THE PROBLEM:
Every entry here needs to be repeated exactly.

Records contained in a dataset:
== == ==

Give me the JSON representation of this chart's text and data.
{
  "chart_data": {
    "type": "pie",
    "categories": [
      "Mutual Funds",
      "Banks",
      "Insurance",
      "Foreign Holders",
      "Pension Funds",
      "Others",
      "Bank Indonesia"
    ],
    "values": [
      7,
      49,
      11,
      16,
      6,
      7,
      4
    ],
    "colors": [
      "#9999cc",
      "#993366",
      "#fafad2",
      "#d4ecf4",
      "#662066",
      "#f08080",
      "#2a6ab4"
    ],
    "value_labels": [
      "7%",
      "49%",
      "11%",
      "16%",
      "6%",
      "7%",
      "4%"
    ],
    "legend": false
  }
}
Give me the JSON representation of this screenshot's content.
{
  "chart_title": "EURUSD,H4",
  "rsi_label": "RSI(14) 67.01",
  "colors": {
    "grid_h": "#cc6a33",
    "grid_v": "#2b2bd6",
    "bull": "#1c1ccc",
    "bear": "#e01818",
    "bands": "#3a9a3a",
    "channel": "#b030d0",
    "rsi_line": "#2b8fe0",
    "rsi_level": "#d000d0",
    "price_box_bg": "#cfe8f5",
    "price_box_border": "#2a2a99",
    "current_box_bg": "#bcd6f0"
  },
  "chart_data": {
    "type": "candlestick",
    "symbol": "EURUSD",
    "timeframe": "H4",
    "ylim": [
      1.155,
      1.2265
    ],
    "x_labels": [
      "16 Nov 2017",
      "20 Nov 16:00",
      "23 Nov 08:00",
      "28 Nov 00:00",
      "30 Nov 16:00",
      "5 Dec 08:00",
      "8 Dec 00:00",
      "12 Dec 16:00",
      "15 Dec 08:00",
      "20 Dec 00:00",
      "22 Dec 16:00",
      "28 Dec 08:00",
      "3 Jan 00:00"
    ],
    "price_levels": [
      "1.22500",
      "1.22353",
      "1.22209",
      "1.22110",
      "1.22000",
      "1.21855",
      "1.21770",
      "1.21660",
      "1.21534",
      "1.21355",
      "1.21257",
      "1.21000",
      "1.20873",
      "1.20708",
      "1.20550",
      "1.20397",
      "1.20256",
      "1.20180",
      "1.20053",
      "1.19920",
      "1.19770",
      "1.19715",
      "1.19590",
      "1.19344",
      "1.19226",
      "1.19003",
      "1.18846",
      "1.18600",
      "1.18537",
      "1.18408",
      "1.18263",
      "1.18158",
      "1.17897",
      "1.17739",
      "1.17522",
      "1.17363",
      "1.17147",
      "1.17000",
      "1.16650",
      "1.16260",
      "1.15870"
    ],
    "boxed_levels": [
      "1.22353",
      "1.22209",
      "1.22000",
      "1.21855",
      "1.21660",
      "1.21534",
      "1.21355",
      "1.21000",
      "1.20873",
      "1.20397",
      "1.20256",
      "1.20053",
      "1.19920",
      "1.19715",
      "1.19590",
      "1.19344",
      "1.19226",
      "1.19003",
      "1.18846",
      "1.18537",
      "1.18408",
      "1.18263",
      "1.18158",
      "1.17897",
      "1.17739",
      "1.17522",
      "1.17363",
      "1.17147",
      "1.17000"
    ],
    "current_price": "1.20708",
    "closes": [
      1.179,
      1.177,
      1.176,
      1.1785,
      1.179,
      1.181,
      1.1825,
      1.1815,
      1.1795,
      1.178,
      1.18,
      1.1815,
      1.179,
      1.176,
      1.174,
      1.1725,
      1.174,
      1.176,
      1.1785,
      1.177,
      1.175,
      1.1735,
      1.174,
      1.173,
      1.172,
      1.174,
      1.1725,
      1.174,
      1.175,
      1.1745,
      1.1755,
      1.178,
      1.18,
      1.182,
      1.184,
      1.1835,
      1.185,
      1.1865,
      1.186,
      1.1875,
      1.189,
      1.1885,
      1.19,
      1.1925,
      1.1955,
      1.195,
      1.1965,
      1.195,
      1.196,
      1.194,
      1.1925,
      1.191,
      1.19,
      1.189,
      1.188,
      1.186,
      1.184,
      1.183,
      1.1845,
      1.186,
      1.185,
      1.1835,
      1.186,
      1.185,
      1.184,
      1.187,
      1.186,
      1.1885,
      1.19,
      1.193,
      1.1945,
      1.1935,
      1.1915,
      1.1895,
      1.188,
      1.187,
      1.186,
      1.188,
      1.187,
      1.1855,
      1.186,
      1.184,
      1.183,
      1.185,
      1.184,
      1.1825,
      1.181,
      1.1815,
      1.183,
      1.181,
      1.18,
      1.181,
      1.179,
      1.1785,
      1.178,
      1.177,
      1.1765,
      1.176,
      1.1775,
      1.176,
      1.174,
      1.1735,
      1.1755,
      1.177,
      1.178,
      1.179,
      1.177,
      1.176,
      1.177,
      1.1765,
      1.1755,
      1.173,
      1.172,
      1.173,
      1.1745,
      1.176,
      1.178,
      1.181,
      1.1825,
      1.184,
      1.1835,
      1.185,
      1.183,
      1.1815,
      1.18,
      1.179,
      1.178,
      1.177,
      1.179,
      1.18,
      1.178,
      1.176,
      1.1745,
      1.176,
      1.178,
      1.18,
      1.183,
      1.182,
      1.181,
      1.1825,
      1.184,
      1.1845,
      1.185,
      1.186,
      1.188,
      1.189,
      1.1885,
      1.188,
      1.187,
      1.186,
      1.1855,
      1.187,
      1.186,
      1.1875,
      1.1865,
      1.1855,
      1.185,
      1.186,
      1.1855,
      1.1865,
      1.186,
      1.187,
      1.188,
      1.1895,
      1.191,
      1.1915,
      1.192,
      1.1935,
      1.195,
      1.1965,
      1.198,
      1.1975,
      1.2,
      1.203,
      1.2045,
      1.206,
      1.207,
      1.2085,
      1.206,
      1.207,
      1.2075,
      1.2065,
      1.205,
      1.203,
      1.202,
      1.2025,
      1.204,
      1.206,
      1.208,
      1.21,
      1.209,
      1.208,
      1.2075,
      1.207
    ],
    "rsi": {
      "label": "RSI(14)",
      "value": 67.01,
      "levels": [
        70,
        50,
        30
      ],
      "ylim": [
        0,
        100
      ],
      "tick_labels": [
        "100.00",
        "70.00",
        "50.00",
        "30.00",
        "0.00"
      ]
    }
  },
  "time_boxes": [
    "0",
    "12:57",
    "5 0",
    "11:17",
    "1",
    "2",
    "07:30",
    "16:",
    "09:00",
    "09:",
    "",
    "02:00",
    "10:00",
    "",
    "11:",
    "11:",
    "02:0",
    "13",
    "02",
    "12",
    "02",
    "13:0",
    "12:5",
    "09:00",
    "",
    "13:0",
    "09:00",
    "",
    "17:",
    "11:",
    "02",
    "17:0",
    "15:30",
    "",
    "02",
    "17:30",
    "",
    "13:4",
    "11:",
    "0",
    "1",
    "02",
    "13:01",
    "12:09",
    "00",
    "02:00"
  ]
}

== == ==

EXERCISE RESPONSE:
Give me the JSON representation of this chart's text and data.
{
  "chart_data": {
    "type": "pie",
    "categories": [
      "Mutual Funds",
      "Banks",
      "Insurance",
      "Foreign Holders",
      "Pension Funds",
      "Others",
      "Bank Indonesia"
    ],
    "values": [
      7,
      49,
      11,
      16,
      6,
      7,
      4
    ],
    "colors": [
      "#9999cc",
      "#993366",
      "#fafad2",
      "#d4ecf4",
      "#662066",
      "#f08080",
      "#2a6ab4"
    ],
    "value_labels": [
      "7%",
      "49%",
      "11%",
      "16%",
      "6%",
      "7%",
      "4%"
    ],
    "legend": false
  }
}
Give me the JSON representation of this screenshot's content.
{
  "chart_title": "EURUSD,H4",
  "rsi_label": "RSI(14) 67.01",
  "colors": {
    "grid_h": "#cc6a33",
    "grid_v": "#2b2bd6",
    "bull": "#1c1ccc",
    "bear": "#e01818",
    "bands": "#3a9a3a",
    "channel": "#b030d0",
    "rsi_line": "#2b8fe0",
    "rsi_level": "#d000d0",
    "price_box_bg": "#cfe8f5",
    "price_box_border": "#2a2a99",
    "current_box_bg": "#bcd6f0"
  },
  "chart_data": {
    "type": "candlestick",
    "symbol": "EURUSD",
    "timeframe": "H4",
    "ylim": [
      1.155,
      1.2265
    ],
    "x_labels": [
      "16 Nov 2017",
      "20 Nov 16:00",
      "23 Nov 08:00",
      "28 Nov 00:00",
      "30 Nov 16:00",
      "5 Dec 08:00",
      "8 Dec 00:00",
      "12 Dec 16:00",
      "15 Dec 08:00",
      "20 Dec 00:00",
      "22 Dec 16:00",
      "28 Dec 08:00",
      "3 Jan 00:00"
    ],
    "price_levels": [
      "1.22500",
      "1.22353",
      "1.22209",
      "1.22110",
      "1.22000",
      "1.21855",
      "1.21770",
      "1.21660",
      "1.21534",
      "1.21355",
      "1.21257",
      "1.21000",
      "1.20873",
      "1.20708",
      "1.20550",
      "1.20397",
      "1.20256",
      "1.20180",
      "1.20053",
      "1.19920",
      "1.19770",
      "1.19715",
      "1.19590",
      "1.19344",
      "1.19226",
      "1.19003",
      "1.18846",
      "1.18600",
      "1.18537",
      "1.18408",
      "1.18263",
      "1.18158",
      "1.17897",
      "1.17739",
      "1.17522",
      "1.17363",
      "1.17147",
      "1.17000",
      "1.16650",
      "1.16260",
      "1.15870"
    ],
    "boxed_levels": [
      "1.22353",
      "1.22209",
      "1.22000",
      "1.21855",
      "1.21660",
      "1.21534",
      "1.21355",
      "1.21000",
      "1.20873",
      "1.20397",
      "1.20256",
      "1.20053",
      "1.19920",
      "1.19715",
      "1.19590",
      "1.19344",
      "1.19226",
      "1.19003",
      "1.18846",
      "1.18537",
      "1.18408",
      "1.18263",
      "1.18158",
      "1.17897",
      "1.17739",
      "1.17522",
      "1.17363",
      "1.17147",
      "1.17000"
    ],
    "current_price": "1.20708",
    "closes": [
      1.179,
      1.177,
      1.176,
      1.1785,
      1.179,
      1.181,
      1.1825,
      1.1815,
      1.1795,
      1.178,
      1.18,
      1.1815,
      1.179,
      1.176,
      1.174,
      1.1725,
      1.174,
      1.176,
      1.1785,
      1.177,
      1.175,
      1.1735,
      1.174,
      1.173,
      1.172,
      1.174,
      1.1725,
      1.174,
      1.175,
      1.1745,
      1.1755,
      1.178,
      1.18,
      1.182,
      1.184,
      1.1835,
      1.185,
      1.1865,
      1.186,
      1.1875,
      1.189,
      1.1885,
      1.19,
      1.1925,
      1.1955,
      1.195,
      1.1965,
      1.195,
      1.196,
      1.194,
      1.1925,
      1.191,
      1.19,
      1.189,
      1.188,
      1.186,
      1.184,
      1.183,
      1.1845,
      1.186,
      1.185,
      1.1835,
      1.186,
      1.185,
      1.184,
      1.187,
      1.186,
      1.1885,
      1.19,
      1.193,
      1.1945,
      1.1935,
      1.1915,
      1.1895,
      1.188,
      1.187,
      1.186,
      1.188,
      1.187,
      1.1855,
      1.186,
      1.184,
      1.183,
      1.185,
      1.184,
      1.1825,
      1.181,
      1.1815,
      1.183,
      1.181,
      1.18,
      1.181,
      1.179,
      1.1785,
      1.178,
      1.177,
      1.1765,
      1.176,
      1.1775,
      1.176,
      1.174,
      1.1735,
      1.1755,
      1.177,
      1.178,
      1.179,
      1.177,
      1.176,
      1.177,
      1.1765,
      1.1755,
      1.173,
      1.172,
      1.173,
      1.1745,
      1.176,
      1.178,
      1.181,
      1.1825,
      1.184,
      1.1835,
      1.185,
      1.183,
      1.1815,
      1.18,
      1.179,
      1.178,
      1.177,
      1.179,
      1.18,
      1.178,
      1.176,
      1.1745,
      1.176,
      1.178,
      1.18,
      1.183,
      1.182,
      1.181,
      1.1825,
      1.184,
      1.1845,
      1.185,
      1.186,
      1.188,
      1.189,
      1.1885,
      1.188,
      1.187,
      1.186,
      1.1855,
      1.187,
      1.186,
      1.1875,
      1.1865,
      1.1855,
      1.185,
      1.186,
      1.1855,
      1.1865,
      1.186,
      1.187,
      1.188,
      1.1895,
      1.191,
      1.1915,
      1.192,
      1.1935,
      1.195,
      1.1965,
      1.198,
      1.1975,
      1.2,
      1.203,
      1.2045,
      1.206,
      1.207,
      1.2085,
      1.206,
      1.207,
      1.2075,
      1.2065,
      1.205,
      1.203,
      1.202,
      1.2025,
      1.204,
      1.206,
      1.208,
      1.21,
      1.209,
      1.208,
      1.2075,
      1.207
    ],
    "rsi": {
      "label": "RSI(14)",
      "value": 67.01,
      "levels": [
        70,
        50,
        30
      ],
      "ylim": [
        0,
        100
      ],
      "tick_labels": [
        "100.00",
        "70.00",
        "50.00",
        "30.00",
        "0.00"
      ]
    }
  },
  "time_boxes": [
    "0",
    "12:57",
    "5 0",
    "11:17",
    "1",
    "2",
    "07:30",
    "16:",
    "09:00",
    "09:",
    "",
    "02:00",
    "10:00",
    "",
    "11:",
    "11:",
    "02:0",
    "13",
    "02",
    "12",
    "02",
    "13:0",
    "12:5",
    "09:00",
    "",
    "13:0",
    "09:00",
    "",
    "17:",
    "11:",
    "02",
    "17:0",
    "15:30",
    "",
    "02",
    "17:30",
    "",
    "13:4",
    "11:",
    "0",
    "1",
    "02",
    "13:01",
    "12:09",
    "00",
    "02:00"
  ]
}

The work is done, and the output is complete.